(Written task) According to the article on Egypt's black bloc, in what year did the "Satanic metal affair" take place?

The black bloc in Egypt say they are the defenders of protesters opposed to President 
Mohamed Morsi's rule. ---- The last time kids in black caused this much trouble in Egypt, 
it was Satan's fault. Well, at least that's what the Muslim Brotherhood and the Mubarak 
government claimed during the infamous "Satanic metal affair" of 1997, when over 100 
metalheads - musicians and fans - were arrested and threatened with prosecution and even 
death simply because they dressed in black and liked extreme music. ---- The persecution 
of Egypt's metalheads, or "metaliens" as many called themselves, drove the burgeoning 
scene underground for much of the next decade. It did not begin to resurface until the 
mid-2000s, at the same time as political movements like Kefaaya emerged, and the strikes 
in the industrial centre of Mahallah occurred. This period saw a renewed, if still 
sporadic, militancy that would coalesce into the revolutionary surge of late 2010 and 
early 2011.

It didn't surprise me, then, to see that some of the key organisers of the 18 days of 
protest were old friends from the country's metal scene. The seemingly sudden reemergence 
of black among Egypt's remaining revolutionaries, specifically the visual markers of the 
black bloc - which despite being described as a group by the media [AR], commentators and 
government, is more accurately understood as a tactic and strategy - thus brings back 
vivid memories, of both the sounds of Egyptian metal and the anarchistic heart beat of the 
original Tahrir protests. Metal and anarchy - as Egypt's political and religious 
authorities have argued with great ferver - have always gone together quite naturally.

Indeed, there was a clear if little remarked upon anarchist presence in Tahrir during the 
original 18 Day uprising; anarchist books can in fact be found in stalls along Talat Harb 
Street on the way to the Square where the group held a public march and prayer. And Tahrir 
itself remains in many ways the epitome of the ideas of horizontalism (horizontalidad) and 
self-organisation (autogestion) that are at the core of modern anarchist theory and practice.

Anarchism's Egyptian roots

In fact, anarchism actually has a long history in Egypt and the Levant more broadly. As 
the research of Edinburgh University Professor Anthony Gorman has demonstrated, it 
stretches back to the 1860s when Italian political refugees first made their way to the 
more hospitable surrounding of Alexandria and other Egyptian cities, where they inspired 
the foundation of the "Free Popular University" in 1901.

(Data lines)
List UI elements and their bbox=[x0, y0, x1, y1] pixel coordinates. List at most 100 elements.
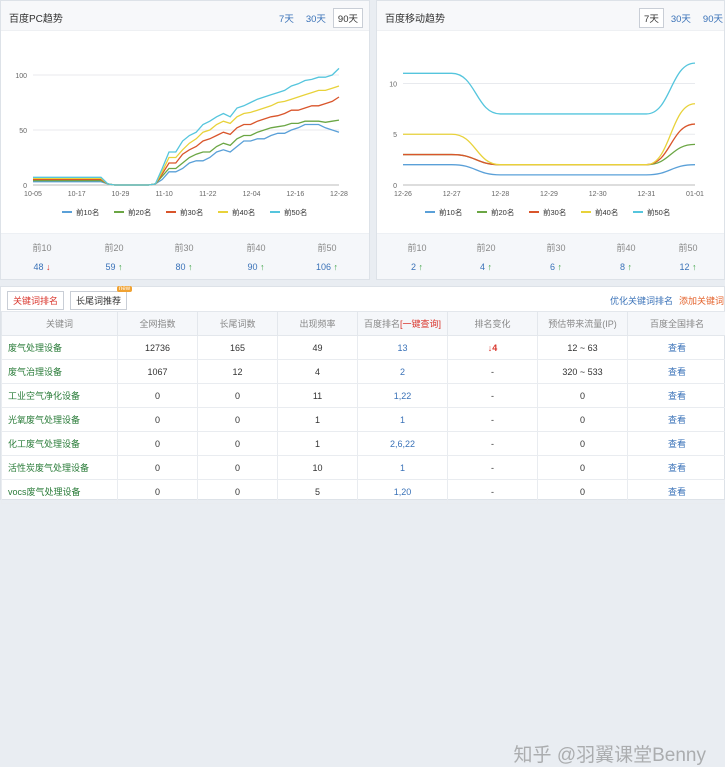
one-click-query-link[interactable]: [一键查询] bbox=[400, 319, 441, 329]
keyword-cell[interactable]: 废气治理设备 bbox=[2, 360, 118, 384]
traffic-cell: 0 bbox=[538, 456, 628, 480]
traffic-cell: 320 ~ 533 bbox=[538, 360, 628, 384]
stat-value[interactable]: 59 ↑ bbox=[79, 262, 149, 272]
optimize-keyword-link[interactable]: 优化关键词排名 bbox=[610, 296, 673, 306]
rank-cell[interactable]: 13 bbox=[358, 336, 448, 360]
table-links: 优化关键词排名添加关键词 bbox=[610, 294, 724, 307]
legend-label: 前20名 bbox=[491, 207, 514, 217]
legend-label: 前50名 bbox=[647, 207, 670, 217]
view-link[interactable]: 查看 bbox=[628, 408, 725, 432]
index-cell: 0 bbox=[118, 408, 198, 432]
longtail-cell: 12 bbox=[198, 360, 278, 384]
legend-label: 前40名 bbox=[232, 207, 255, 217]
y-tick-label: 100 bbox=[15, 73, 27, 80]
tab-label: 长尾词推荐 bbox=[76, 296, 121, 306]
view-link[interactable]: 查看 bbox=[628, 384, 725, 408]
tab-keyword-ranking[interactable]: 关键词排名 bbox=[7, 291, 64, 310]
x-tick-label: 12-26 bbox=[394, 191, 412, 198]
col-baidu-rank-label: 百度排名 bbox=[364, 319, 400, 329]
rank-change-cell: - bbox=[448, 408, 538, 432]
x-tick-label: 12-30 bbox=[589, 191, 607, 198]
series-line bbox=[33, 68, 339, 185]
longtail-cell: 0 bbox=[198, 384, 278, 408]
pc-panel-header: 百度PC趋势 7天 30天 90天 bbox=[1, 1, 369, 31]
keyword-cell[interactable]: 活性炭废气处理设备 bbox=[2, 456, 118, 480]
series-line bbox=[403, 63, 695, 114]
pc-tab-7d[interactable]: 7天 bbox=[274, 8, 299, 28]
mobile-tab-30d[interactable]: 30天 bbox=[666, 8, 696, 28]
mobile-tab-7d[interactable]: 7天 bbox=[639, 8, 664, 28]
stat-label: 前50 bbox=[292, 241, 362, 254]
stat-value[interactable]: 48 ↓ bbox=[7, 262, 77, 272]
view-link[interactable]: 查看 bbox=[628, 432, 725, 456]
frequency-cell: 11 bbox=[278, 384, 358, 408]
keyword-cell[interactable]: 工业空气净化设备 bbox=[2, 384, 118, 408]
add-keyword-link[interactable]: 添加关键词 bbox=[679, 296, 724, 306]
stat-value[interactable]: 90 ↑ bbox=[221, 262, 291, 272]
stat-label: 前10 bbox=[382, 241, 452, 254]
stat-value[interactable]: 80 ↑ bbox=[149, 262, 219, 272]
stat-value[interactable]: 6 ↑ bbox=[521, 262, 591, 272]
view-link[interactable]: 查看 bbox=[628, 456, 725, 480]
rank-cell[interactable]: 1 bbox=[358, 456, 448, 480]
index-cell: 0 bbox=[118, 384, 198, 408]
arrow-up-icon: ↑ bbox=[118, 262, 123, 272]
legend-label: 前10名 bbox=[439, 207, 462, 217]
y-tick-label: 0 bbox=[393, 183, 397, 190]
keyword-cell[interactable]: 光氧废气处理设备 bbox=[2, 408, 118, 432]
view-link[interactable]: 查看 bbox=[628, 360, 725, 384]
index-cell: 1067 bbox=[118, 360, 198, 384]
index-cell: 0 bbox=[118, 432, 198, 456]
watermark: 知乎 @羽翼课堂Benny bbox=[514, 740, 706, 767]
stat-value[interactable]: 12 ↑ bbox=[653, 262, 723, 272]
view-link[interactable]: 查看 bbox=[628, 336, 725, 360]
stat-number: 90 bbox=[247, 262, 257, 272]
new-badge: new bbox=[117, 286, 132, 292]
y-tick-label: 5 bbox=[393, 132, 397, 139]
arrow-up-icon: ↑ bbox=[488, 262, 493, 272]
stat-value[interactable]: 4 ↑ bbox=[451, 262, 521, 272]
stat-value[interactable]: 2 ↑ bbox=[382, 262, 452, 272]
rank-cell[interactable]: 1,22 bbox=[358, 384, 448, 408]
x-tick-label: 12-16 bbox=[286, 191, 304, 198]
rank-change-cell: ↓4 bbox=[448, 336, 538, 360]
rank-cell[interactable]: 2,6,22 bbox=[358, 432, 448, 456]
keyword-cell[interactable]: 废气处理设备 bbox=[2, 336, 118, 360]
rank-cell[interactable]: 1 bbox=[358, 408, 448, 432]
x-tick-label: 01-01 bbox=[686, 191, 704, 198]
stat-value[interactable]: 8 ↑ bbox=[591, 262, 661, 272]
stat-label: 前40 bbox=[221, 241, 291, 254]
stat-number: 12 bbox=[679, 262, 689, 272]
stat-value[interactable]: 106 ↑ bbox=[292, 262, 362, 272]
pc-panel-title: 百度PC趋势 bbox=[9, 10, 63, 25]
stat-number: 106 bbox=[316, 262, 331, 272]
x-tick-label: 12-28 bbox=[330, 191, 348, 198]
rank-cell[interactable]: 2 bbox=[358, 360, 448, 384]
mobile-panel-title: 百度移动趋势 bbox=[385, 10, 445, 25]
y-tick-label: 50 bbox=[19, 128, 27, 135]
stat-label: 前50 bbox=[653, 241, 723, 254]
stat-number: 4 bbox=[480, 262, 485, 272]
keyword-cell[interactable]: 化工废气处理设备 bbox=[2, 432, 118, 456]
table-header-row: 关键词 全网指数 长尾词数 出现频率 百度排名[一键查询] 排名变化 预估带来流… bbox=[2, 312, 725, 336]
pc-tab-90d[interactable]: 90天 bbox=[333, 8, 363, 28]
x-tick-label: 12-27 bbox=[443, 191, 461, 198]
pc-tab-30d[interactable]: 30天 bbox=[301, 8, 331, 28]
traffic-cell: 0 bbox=[538, 408, 628, 432]
frequency-cell: 1 bbox=[278, 432, 358, 456]
rank-change-value: 4 bbox=[492, 343, 497, 353]
pc-stats-bar: 前10 48 ↓ 前20 59 ↑ 前30 80 ↑ 前40 90 ↑ 前50 … bbox=[1, 233, 369, 279]
arrow-up-icon: ↑ bbox=[419, 262, 424, 272]
stat-label: 前20 bbox=[79, 241, 149, 254]
mobile-tab-90d[interactable]: 90天 bbox=[698, 8, 725, 28]
x-tick-label: 12-29 bbox=[540, 191, 558, 198]
stat-number: 80 bbox=[175, 262, 185, 272]
stat-label: 前40 bbox=[591, 241, 661, 254]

(Correct output) 1997